> What you need to do: Transcribe the whole listing without a single picture.

> Data for this exercise:

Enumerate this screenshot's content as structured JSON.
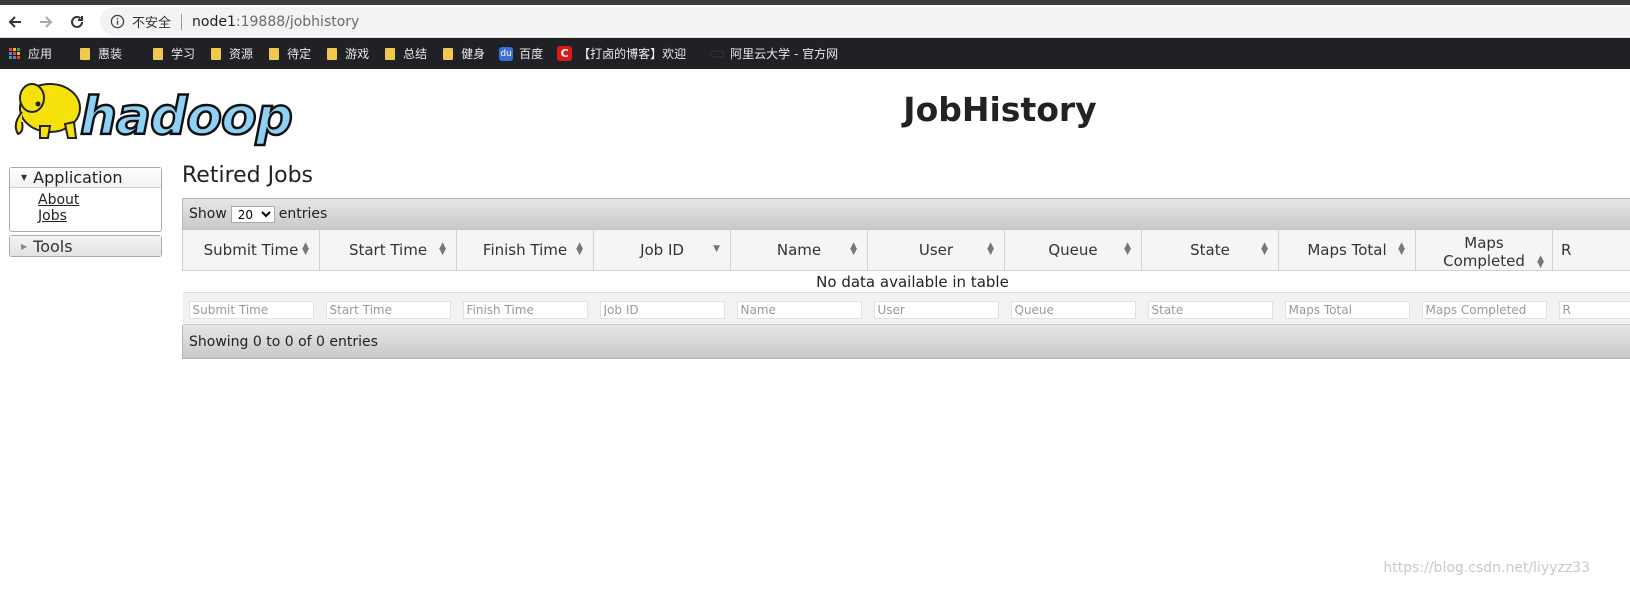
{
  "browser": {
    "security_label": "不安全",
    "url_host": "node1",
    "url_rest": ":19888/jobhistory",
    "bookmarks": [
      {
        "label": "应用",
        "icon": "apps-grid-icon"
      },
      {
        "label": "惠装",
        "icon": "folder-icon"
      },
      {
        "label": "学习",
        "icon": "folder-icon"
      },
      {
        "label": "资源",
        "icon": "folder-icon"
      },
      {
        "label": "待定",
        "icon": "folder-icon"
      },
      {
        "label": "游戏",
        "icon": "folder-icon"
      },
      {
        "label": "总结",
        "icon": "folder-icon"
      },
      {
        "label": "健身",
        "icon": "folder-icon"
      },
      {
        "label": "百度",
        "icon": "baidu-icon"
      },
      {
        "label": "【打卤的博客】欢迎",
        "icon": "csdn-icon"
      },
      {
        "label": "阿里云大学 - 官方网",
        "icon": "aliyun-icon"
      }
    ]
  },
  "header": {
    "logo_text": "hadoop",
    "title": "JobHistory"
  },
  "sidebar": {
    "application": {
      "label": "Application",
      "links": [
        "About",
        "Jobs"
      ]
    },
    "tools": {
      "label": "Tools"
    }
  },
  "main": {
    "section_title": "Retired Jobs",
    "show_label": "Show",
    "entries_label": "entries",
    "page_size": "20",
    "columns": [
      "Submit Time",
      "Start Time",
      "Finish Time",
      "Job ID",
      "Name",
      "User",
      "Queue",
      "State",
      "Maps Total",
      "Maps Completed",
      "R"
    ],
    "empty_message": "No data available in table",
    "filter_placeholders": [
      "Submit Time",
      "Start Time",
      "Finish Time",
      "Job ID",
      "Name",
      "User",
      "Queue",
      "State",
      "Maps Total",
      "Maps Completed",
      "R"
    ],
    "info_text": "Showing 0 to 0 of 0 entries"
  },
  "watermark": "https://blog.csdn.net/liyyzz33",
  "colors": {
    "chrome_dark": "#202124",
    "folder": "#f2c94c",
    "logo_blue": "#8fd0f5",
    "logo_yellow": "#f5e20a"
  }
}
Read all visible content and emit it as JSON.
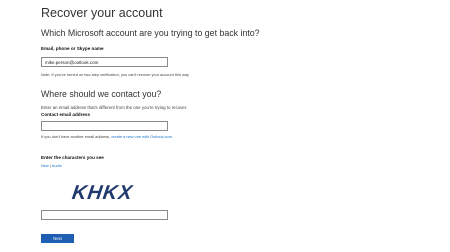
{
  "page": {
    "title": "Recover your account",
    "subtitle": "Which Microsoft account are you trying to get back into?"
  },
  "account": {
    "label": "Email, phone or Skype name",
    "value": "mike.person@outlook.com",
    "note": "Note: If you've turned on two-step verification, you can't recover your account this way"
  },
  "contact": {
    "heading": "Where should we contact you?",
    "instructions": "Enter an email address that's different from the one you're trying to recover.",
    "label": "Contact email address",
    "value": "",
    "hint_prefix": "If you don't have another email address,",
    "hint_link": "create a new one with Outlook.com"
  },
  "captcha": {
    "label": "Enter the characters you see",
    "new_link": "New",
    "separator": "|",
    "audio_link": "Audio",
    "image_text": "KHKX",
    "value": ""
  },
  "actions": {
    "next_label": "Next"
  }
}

> Response:
Enumerate this screenshot's content as structured JSON.
{
  "browser": {
    "security_label": "不安全",
    "url_host": "node1",
    "url_rest": ":19888/jobhistory",
    "bookmarks": [
      {
        "label": "应用",
        "icon": "apps-grid-icon"
      },
      {
        "label": "惠装",
        "icon": "folder-icon"
      },
      {
        "label": "学习",
        "icon": "folder-icon"
      },
      {
        "label": "资源",
        "icon": "folder-icon"
      },
      {
        "label": "待定",
        "icon": "folder-icon"
      },
      {
        "label": "游戏",
        "icon": "folder-icon"
      },
      {
        "label": "总结",
        "icon": "folder-icon"
      },
      {
        "label": "健身",
        "icon": "folder-icon"
      },
      {
        "label": "百度",
        "icon": "baidu-icon"
      },
      {
        "label": "【打卤的博客】欢迎",
        "icon": "csdn-icon"
      },
      {
        "label": "阿里云大学 - 官方网",
        "icon": "aliyun-icon"
      }
    ]
  },
  "header": {
    "logo_text": "hadoop",
    "title": "JobHistory"
  },
  "sidebar": {
    "application": {
      "label": "Application",
      "links": [
        "About",
        "Jobs"
      ]
    },
    "tools": {
      "label": "Tools"
    }
  },
  "main": {
    "section_title": "Retired Jobs",
    "show_label": "Show",
    "entries_label": "entries",
    "page_size": "20",
    "columns": [
      "Submit Time",
      "Start Time",
      "Finish Time",
      "Job ID",
      "Name",
      "User",
      "Queue",
      "State",
      "Maps Total",
      "Maps Completed",
      "R"
    ],
    "empty_message": "No data available in table",
    "filter_placeholders": [
      "Submit Time",
      "Start Time",
      "Finish Time",
      "Job ID",
      "Name",
      "User",
      "Queue",
      "State",
      "Maps Total",
      "Maps Completed",
      "R"
    ],
    "info_text": "Showing 0 to 0 of 0 entries"
  },
  "watermark": "https://blog.csdn.net/liyyzz33",
  "colors": {
    "chrome_dark": "#202124",
    "folder": "#f2c94c",
    "logo_blue": "#8fd0f5",
    "logo_yellow": "#f5e20a"
  }
}
Read all visible content and emit it as JSON.
{
  "page": {
    "title": "Recover your account",
    "subtitle": "Which Microsoft account are you trying to get back into?"
  },
  "account": {
    "label": "Email, phone or Skype name",
    "value": "mike.person@outlook.com",
    "note": "Note: If you've turned on two-step verification, you can't recover your account this way"
  },
  "contact": {
    "heading": "Where should we contact you?",
    "instructions": "Enter an email address that's different from the one you're trying to recover.",
    "label": "Contact email address",
    "value": "",
    "hint_prefix": "If you don't have another email address,",
    "hint_link": "create a new one with Outlook.com"
  },
  "captcha": {
    "label": "Enter the characters you see",
    "new_link": "New",
    "separator": "|",
    "audio_link": "Audio",
    "image_text": "KHKX",
    "value": ""
  },
  "actions": {
    "next_label": "Next"
  }
}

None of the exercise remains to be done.